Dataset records
┄┄┄┄┄┄

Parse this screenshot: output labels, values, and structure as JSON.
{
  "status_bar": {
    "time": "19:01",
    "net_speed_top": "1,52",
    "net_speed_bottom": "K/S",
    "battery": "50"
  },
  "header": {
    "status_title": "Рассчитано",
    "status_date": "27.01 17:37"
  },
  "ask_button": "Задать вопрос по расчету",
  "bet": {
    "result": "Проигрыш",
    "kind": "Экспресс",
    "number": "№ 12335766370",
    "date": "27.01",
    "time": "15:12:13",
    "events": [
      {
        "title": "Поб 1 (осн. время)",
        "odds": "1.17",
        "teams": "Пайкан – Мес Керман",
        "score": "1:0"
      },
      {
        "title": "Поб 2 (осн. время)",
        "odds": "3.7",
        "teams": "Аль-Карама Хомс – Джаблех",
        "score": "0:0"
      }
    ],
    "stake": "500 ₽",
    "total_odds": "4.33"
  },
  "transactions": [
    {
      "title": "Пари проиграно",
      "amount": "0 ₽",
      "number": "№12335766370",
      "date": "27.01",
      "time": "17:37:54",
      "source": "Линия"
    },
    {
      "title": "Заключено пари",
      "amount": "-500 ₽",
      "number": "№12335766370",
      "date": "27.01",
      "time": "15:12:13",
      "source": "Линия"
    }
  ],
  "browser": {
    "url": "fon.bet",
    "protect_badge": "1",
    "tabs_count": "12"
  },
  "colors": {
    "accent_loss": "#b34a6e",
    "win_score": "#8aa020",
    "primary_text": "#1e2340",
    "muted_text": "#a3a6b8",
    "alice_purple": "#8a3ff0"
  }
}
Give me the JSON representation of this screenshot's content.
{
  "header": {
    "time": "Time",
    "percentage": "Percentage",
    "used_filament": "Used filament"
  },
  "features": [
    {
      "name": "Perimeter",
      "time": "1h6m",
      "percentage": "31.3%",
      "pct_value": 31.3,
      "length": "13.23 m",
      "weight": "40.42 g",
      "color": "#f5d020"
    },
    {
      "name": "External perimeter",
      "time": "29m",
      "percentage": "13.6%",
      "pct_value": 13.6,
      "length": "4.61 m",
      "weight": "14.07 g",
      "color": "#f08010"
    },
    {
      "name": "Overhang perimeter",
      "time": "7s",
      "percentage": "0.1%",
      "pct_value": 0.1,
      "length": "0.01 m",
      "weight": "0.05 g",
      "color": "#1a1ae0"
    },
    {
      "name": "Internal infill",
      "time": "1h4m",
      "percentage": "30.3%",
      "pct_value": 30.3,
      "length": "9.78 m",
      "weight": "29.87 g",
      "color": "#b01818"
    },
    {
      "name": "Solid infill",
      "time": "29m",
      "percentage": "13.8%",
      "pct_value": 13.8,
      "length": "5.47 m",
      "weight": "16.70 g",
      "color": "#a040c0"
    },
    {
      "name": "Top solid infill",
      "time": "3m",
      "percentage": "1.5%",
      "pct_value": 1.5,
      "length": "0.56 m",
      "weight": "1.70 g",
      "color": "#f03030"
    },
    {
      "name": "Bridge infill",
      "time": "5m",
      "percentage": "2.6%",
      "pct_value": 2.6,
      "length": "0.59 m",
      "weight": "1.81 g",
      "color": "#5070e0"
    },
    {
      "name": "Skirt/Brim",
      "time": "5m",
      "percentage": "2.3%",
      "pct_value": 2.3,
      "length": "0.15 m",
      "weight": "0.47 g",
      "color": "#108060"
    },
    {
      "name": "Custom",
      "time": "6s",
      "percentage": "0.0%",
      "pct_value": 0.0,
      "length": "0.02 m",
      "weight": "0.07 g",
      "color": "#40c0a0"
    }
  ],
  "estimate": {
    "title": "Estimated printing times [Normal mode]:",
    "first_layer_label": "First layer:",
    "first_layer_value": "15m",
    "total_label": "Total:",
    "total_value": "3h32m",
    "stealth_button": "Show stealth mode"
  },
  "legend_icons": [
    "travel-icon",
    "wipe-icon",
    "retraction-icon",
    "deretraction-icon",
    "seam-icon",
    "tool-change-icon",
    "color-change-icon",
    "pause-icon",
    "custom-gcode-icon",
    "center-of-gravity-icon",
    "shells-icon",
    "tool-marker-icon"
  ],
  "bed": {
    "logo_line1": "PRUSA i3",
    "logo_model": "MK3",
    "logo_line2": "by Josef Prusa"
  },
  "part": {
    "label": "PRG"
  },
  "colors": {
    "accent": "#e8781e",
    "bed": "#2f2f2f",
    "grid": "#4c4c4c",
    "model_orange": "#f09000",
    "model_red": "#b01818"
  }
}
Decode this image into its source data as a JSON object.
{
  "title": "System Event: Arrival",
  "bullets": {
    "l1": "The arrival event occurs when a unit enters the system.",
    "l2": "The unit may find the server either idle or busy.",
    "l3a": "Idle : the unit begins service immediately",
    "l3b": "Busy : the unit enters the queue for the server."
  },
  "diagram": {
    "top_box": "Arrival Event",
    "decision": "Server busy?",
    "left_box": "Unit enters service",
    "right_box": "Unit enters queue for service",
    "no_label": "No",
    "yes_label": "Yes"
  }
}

┄┄┄┄┄┄

Extract each line from the listing that holds the word "teams".

- **Solution to this task**:
        "teams": "Пайкан – Мес Керман",
        "teams": "Аль-Карама Хомс – Джаблех",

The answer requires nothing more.